◆ **Data for this task**
┌────────

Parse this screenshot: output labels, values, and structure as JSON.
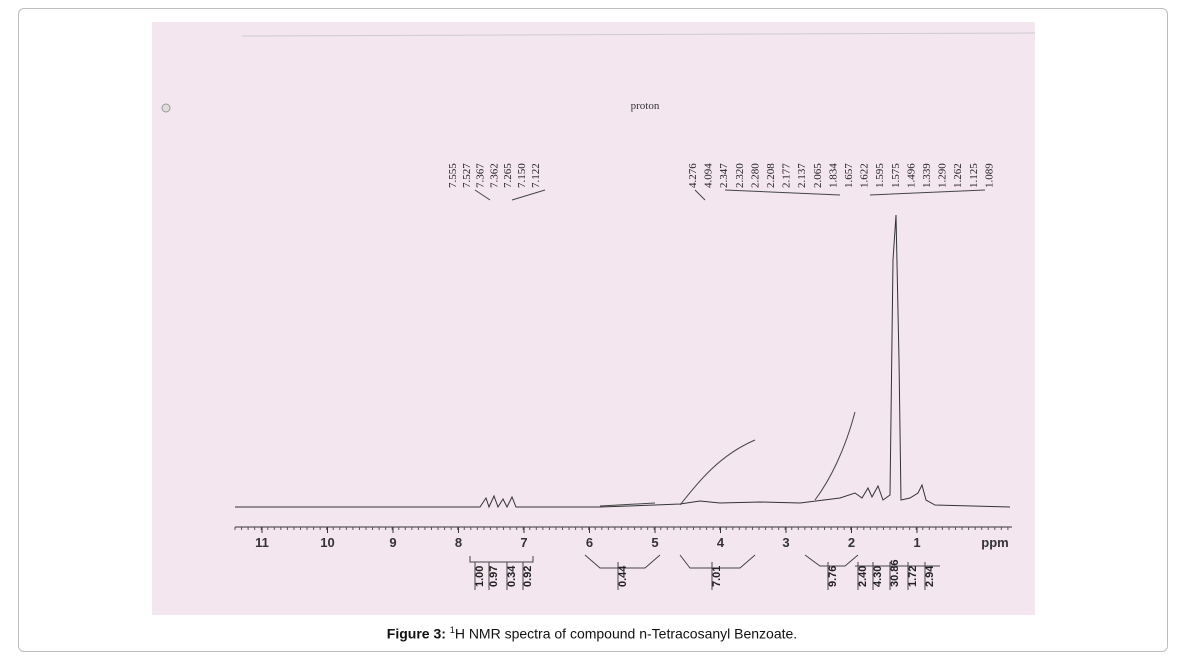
{
  "figure": {
    "title": "proton",
    "peaks_aromatic": [
      "7.555",
      "7.527",
      "7.367",
      "7.362",
      "7.265",
      "7.150",
      "7.122"
    ],
    "peaks_aliphatic": [
      "4.276",
      "4.094",
      "2.347",
      "2.320",
      "2.280",
      "2.208",
      "2.177",
      "2.137",
      "2.065",
      "1.834",
      "1.657",
      "1.622",
      "1.595",
      "1.575",
      "1.496",
      "1.339",
      "1.290",
      "1.262",
      "1.125",
      "1.089"
    ],
    "axis": {
      "ticks": [
        "11",
        "10",
        "9",
        "8",
        "7",
        "6",
        "5",
        "4",
        "3",
        "2",
        "1"
      ],
      "unit": "ppm"
    },
    "integrals": [
      "1.00",
      "0.97",
      "0.34",
      "0.92",
      "0.44",
      "7.01",
      "9.76",
      "2.40",
      "4.30",
      "30.86",
      "1.72",
      "2.94"
    ]
  },
  "caption": {
    "label": "Figure 3:",
    "sup": "1",
    "text": "H NMR spectra of compound n-Tetracosanyl Benzoate."
  }
}
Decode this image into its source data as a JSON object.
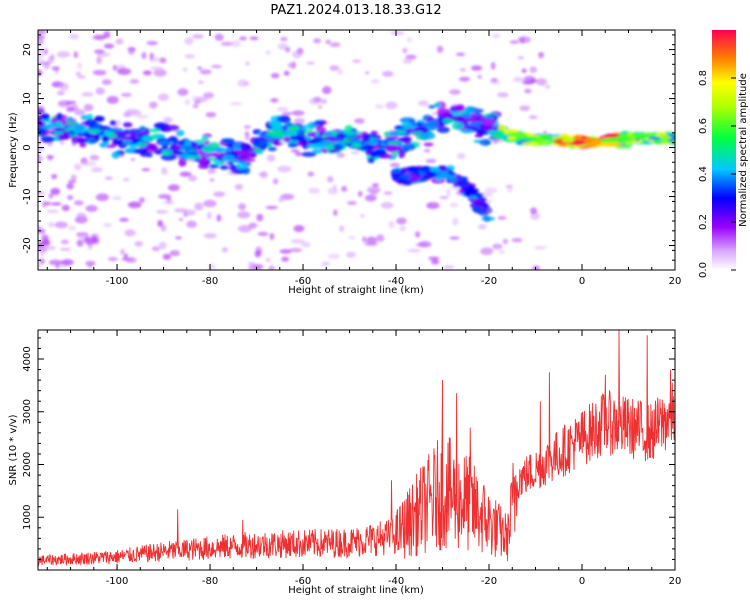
{
  "figure": {
    "title": "PAZ1.2024.013.18.33.G12"
  },
  "chart_data": [
    {
      "type": "heatmap",
      "title": "PAZ1.2024.013.18.33.G12",
      "xlabel": "Height of straight line (km)",
      "ylabel": "Frequency (Hz)",
      "xlim": [
        -117,
        20
      ],
      "ylim": [
        -25,
        24
      ],
      "x_ticks": [
        -100,
        -80,
        -60,
        -40,
        -20,
        0,
        20
      ],
      "x_tick_labels": [
        "-100",
        "-80",
        "-60",
        "-40",
        "-20",
        "0",
        "20"
      ],
      "y_ticks": [
        -20,
        -10,
        0,
        10,
        20
      ],
      "y_tick_labels": [
        "-20",
        "-10",
        "0",
        "10",
        "20"
      ],
      "colormap": [
        "#ffffff",
        "#a000ff",
        "#0000ff",
        "#00ffff",
        "#00ff00",
        "#ffff00",
        "#ff8000",
        "#ff0050"
      ],
      "colorbar": {
        "label": "Normalized spectral amplitude",
        "range": [
          0,
          1
        ],
        "ticks": [
          0.0,
          0.2,
          0.4,
          0.6,
          0.8
        ],
        "tick_labels": [
          "0.0",
          "0.2",
          "0.4",
          "0.6",
          "0.8"
        ]
      },
      "ridge_track": {
        "description_free": true,
        "points": [
          {
            "x": -113,
            "y": 4
          },
          {
            "x": -100,
            "y": 2
          },
          {
            "x": -90,
            "y": 1
          },
          {
            "x": -80,
            "y": -1
          },
          {
            "x": -72,
            "y": -2
          },
          {
            "x": -65,
            "y": 4
          },
          {
            "x": -58,
            "y": 2
          },
          {
            "x": -50,
            "y": 1
          },
          {
            "x": -42,
            "y": 0
          },
          {
            "x": -35,
            "y": 4
          },
          {
            "x": -28,
            "y": 6
          },
          {
            "x": -20,
            "y": 4
          },
          {
            "x": -15,
            "y": 2
          },
          {
            "x": -5,
            "y": 1.5
          },
          {
            "x": 3,
            "y": 1
          },
          {
            "x": 12,
            "y": 2
          },
          {
            "x": 20,
            "y": 2
          }
        ],
        "secondary_points": [
          {
            "x": -40,
            "y": -6
          },
          {
            "x": -30,
            "y": -5
          },
          {
            "x": -25,
            "y": -8
          },
          {
            "x": -20,
            "y": -14
          }
        ]
      }
    },
    {
      "type": "line",
      "xlabel": "Height of straight line (km)",
      "ylabel": "SNR (10 * v/v)",
      "xlim": [
        -117,
        20
      ],
      "ylim": [
        0,
        4550
      ],
      "x_ticks": [
        -100,
        -80,
        -60,
        -40,
        -20,
        0,
        20
      ],
      "x_tick_labels": [
        "-100",
        "-80",
        "-60",
        "-40",
        "-20",
        "0",
        "20"
      ],
      "y_ticks": [
        1000,
        2000,
        3000,
        4000
      ],
      "y_tick_labels": [
        "1000",
        "2000",
        "3000",
        "4000"
      ],
      "line_color": "#f03030",
      "trend": {
        "x": [
          -117,
          -100,
          -90,
          -80,
          -70,
          -60,
          -50,
          -40,
          -35,
          -30,
          -25,
          -20,
          -16,
          -14,
          -10,
          -5,
          0,
          5,
          10,
          15,
          20
        ],
        "y": [
          180,
          250,
          350,
          420,
          480,
          500,
          520,
          650,
          1100,
          1500,
          1300,
          900,
          600,
          1700,
          1900,
          2200,
          2500,
          2800,
          2700,
          2600,
          3000
        ]
      },
      "spikes": [
        {
          "x": -87,
          "y": 1150
        },
        {
          "x": -73,
          "y": 950
        },
        {
          "x": -41,
          "y": 1700
        },
        {
          "x": -30,
          "y": 3600
        },
        {
          "x": -27,
          "y": 3350
        },
        {
          "x": -24,
          "y": 2700
        },
        {
          "x": -9,
          "y": 3200
        },
        {
          "x": -7,
          "y": 3750
        },
        {
          "x": 5,
          "y": 3700
        },
        {
          "x": 8,
          "y": 4550
        },
        {
          "x": 14,
          "y": 4450
        },
        {
          "x": 19,
          "y": 3800
        }
      ]
    }
  ]
}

└────────

◆ **What the task requires**
Reply with nothing but the number of lines that contain the word "title".

◆ **Result of the task**
3